[Material to process Boundary: Start]
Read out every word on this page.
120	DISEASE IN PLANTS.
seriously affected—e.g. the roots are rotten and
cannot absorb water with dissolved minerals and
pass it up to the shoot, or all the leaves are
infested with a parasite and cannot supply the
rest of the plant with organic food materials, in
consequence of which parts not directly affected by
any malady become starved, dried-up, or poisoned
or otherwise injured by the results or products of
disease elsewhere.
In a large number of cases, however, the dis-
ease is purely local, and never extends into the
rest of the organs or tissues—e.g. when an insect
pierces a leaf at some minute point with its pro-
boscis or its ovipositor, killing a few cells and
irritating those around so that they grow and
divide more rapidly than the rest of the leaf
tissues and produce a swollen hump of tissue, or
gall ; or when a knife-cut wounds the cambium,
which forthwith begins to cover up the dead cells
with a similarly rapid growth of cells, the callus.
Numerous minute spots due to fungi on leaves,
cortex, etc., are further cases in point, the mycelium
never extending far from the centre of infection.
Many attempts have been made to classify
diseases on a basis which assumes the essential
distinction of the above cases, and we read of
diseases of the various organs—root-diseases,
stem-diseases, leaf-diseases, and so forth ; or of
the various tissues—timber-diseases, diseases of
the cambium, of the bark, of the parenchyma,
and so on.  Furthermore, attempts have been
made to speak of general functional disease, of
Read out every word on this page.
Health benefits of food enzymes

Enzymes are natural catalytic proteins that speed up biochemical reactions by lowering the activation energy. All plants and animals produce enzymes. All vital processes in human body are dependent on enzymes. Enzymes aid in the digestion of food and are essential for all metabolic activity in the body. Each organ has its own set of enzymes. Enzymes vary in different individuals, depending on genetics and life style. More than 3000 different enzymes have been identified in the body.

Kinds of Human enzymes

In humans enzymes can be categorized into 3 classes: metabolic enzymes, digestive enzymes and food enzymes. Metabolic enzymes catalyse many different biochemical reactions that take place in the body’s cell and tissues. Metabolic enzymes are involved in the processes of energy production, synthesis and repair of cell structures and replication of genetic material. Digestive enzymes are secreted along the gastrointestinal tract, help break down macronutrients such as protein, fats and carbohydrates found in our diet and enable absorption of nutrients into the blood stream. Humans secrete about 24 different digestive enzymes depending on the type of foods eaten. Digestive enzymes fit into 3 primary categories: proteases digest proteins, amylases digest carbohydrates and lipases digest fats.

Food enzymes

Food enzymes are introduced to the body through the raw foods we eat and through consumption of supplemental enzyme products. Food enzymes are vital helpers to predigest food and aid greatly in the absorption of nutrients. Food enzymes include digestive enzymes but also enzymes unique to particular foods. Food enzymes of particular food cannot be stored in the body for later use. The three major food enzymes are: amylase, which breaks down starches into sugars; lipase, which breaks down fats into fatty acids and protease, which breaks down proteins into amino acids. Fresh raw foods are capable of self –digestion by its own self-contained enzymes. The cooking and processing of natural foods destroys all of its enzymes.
[Material to process Boundary: End]
Return from the data every line that holds "various".

diseases of the various organs—root-diseases,
the various tissues—timber-diseases, diseases of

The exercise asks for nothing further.